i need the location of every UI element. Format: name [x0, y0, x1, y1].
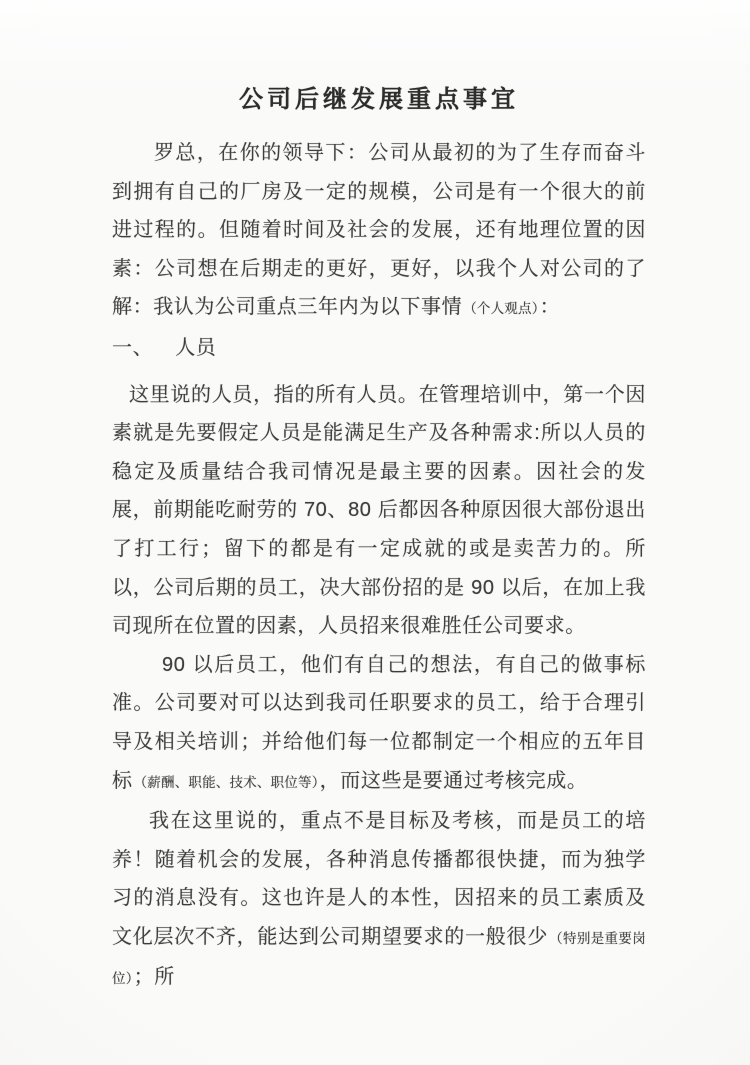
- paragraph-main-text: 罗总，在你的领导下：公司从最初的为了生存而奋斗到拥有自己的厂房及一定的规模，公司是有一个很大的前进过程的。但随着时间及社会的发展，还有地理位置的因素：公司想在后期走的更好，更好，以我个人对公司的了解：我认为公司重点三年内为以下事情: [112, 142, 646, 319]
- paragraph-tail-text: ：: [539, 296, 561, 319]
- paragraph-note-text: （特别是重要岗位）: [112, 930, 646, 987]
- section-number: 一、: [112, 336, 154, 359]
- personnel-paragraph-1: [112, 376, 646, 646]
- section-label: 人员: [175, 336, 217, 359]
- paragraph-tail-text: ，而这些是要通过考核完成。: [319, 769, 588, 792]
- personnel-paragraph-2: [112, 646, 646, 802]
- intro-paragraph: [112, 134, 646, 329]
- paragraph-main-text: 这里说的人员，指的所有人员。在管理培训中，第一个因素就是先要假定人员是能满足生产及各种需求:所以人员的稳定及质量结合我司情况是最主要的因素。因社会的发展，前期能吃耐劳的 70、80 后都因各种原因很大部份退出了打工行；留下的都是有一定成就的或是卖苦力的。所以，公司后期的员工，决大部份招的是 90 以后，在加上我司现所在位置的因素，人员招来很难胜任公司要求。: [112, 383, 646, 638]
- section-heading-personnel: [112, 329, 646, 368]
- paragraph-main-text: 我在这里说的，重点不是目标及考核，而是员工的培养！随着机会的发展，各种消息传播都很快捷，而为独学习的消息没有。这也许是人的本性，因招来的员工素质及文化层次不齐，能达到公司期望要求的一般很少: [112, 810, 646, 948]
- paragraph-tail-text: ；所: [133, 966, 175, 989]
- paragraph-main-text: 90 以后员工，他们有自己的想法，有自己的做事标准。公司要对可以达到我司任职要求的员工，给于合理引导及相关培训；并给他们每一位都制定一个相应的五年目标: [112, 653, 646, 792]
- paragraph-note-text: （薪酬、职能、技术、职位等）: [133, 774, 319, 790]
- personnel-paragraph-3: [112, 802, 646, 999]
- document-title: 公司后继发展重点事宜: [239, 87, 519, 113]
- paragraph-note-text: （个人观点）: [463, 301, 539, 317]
----------------
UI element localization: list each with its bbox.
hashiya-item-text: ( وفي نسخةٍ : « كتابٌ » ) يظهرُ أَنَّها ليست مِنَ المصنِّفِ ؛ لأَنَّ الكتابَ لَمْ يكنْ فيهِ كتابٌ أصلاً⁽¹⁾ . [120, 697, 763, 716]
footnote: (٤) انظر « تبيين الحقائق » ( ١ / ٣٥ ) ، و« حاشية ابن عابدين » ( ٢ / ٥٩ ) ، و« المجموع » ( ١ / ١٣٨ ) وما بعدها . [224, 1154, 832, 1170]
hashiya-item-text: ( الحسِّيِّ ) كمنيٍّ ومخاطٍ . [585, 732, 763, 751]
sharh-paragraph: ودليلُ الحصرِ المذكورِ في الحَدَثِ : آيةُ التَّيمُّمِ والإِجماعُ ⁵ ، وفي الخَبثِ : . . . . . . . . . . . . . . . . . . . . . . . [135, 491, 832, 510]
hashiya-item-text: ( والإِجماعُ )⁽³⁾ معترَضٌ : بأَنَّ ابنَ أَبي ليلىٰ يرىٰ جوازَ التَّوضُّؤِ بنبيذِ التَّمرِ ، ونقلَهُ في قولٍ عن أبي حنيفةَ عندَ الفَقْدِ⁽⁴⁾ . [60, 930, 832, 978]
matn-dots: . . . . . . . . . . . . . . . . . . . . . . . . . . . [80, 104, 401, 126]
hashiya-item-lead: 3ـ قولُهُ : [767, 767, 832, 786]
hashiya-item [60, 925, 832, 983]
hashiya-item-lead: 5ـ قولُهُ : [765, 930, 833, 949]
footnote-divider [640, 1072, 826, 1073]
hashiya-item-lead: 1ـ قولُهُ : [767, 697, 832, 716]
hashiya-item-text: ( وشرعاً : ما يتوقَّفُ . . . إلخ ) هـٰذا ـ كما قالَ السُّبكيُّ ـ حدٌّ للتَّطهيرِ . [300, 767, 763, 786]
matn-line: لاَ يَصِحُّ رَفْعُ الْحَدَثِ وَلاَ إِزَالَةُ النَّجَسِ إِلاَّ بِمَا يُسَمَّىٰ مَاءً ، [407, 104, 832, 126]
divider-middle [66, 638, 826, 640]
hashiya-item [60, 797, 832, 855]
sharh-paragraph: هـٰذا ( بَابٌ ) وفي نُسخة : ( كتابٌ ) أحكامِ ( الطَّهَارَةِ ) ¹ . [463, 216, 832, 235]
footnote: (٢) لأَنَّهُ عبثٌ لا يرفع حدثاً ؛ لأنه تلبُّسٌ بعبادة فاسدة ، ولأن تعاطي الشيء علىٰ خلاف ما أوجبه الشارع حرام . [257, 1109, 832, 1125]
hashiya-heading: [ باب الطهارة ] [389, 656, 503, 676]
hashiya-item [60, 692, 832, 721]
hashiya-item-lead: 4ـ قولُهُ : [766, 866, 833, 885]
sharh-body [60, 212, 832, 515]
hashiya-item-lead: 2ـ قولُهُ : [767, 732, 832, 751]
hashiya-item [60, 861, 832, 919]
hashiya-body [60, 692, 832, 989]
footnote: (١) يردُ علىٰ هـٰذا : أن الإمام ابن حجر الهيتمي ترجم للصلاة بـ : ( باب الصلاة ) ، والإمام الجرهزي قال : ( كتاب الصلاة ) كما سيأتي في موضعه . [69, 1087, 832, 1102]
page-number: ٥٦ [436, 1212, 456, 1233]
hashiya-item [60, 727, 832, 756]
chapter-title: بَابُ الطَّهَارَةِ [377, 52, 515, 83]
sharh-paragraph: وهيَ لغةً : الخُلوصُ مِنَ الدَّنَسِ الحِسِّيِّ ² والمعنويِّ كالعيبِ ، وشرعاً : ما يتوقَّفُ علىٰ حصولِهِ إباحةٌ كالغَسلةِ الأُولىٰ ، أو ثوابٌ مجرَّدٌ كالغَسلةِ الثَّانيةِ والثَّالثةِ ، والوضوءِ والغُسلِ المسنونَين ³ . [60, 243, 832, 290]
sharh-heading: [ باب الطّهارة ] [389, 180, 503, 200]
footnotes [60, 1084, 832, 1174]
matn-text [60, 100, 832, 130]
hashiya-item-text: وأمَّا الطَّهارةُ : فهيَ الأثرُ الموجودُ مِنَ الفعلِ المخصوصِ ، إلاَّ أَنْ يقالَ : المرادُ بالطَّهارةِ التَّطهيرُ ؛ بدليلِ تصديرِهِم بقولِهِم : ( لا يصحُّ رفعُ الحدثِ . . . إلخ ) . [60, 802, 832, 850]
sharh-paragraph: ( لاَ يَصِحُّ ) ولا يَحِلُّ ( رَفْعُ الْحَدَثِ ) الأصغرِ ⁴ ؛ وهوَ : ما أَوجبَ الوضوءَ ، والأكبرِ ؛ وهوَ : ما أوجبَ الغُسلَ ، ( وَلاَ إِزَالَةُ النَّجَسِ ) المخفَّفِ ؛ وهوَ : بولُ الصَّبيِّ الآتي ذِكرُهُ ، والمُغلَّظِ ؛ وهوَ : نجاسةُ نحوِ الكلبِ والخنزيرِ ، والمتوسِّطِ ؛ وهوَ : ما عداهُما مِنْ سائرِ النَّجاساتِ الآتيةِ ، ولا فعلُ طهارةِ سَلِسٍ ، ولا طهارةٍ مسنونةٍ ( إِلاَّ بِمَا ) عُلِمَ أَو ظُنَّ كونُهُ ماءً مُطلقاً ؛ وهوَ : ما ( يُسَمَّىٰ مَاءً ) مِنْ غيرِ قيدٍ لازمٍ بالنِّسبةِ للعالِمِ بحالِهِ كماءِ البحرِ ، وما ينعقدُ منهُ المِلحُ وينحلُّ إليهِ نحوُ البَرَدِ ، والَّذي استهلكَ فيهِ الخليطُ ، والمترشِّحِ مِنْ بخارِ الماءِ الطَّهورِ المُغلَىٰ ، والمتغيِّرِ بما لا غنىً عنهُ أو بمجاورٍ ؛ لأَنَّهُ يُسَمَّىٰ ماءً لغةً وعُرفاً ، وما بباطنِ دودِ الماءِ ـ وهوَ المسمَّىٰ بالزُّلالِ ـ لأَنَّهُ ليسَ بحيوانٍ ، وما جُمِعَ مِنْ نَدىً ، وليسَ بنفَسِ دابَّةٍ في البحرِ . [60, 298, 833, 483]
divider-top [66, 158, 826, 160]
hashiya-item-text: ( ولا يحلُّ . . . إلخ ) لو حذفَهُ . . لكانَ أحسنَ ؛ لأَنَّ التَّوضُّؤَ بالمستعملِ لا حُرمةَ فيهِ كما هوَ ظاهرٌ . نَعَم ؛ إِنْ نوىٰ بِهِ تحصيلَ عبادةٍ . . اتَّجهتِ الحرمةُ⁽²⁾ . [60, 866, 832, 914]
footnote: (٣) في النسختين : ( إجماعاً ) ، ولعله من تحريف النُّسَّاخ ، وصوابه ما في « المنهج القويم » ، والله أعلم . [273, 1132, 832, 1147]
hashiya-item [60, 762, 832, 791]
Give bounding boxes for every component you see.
----------------
• [What needs to be done]
Collect every line in the records that contains the string "personnel" and copy each of those lines in full.

• [Finished task]
- personnel-paragraph-1: [112, 376, 646, 646]
- personnel-paragraph-2: [112, 646, 646, 802]
- section-heading-personnel: [112, 329, 646, 368]
- personnel-paragraph-3: [112, 802, 646, 999]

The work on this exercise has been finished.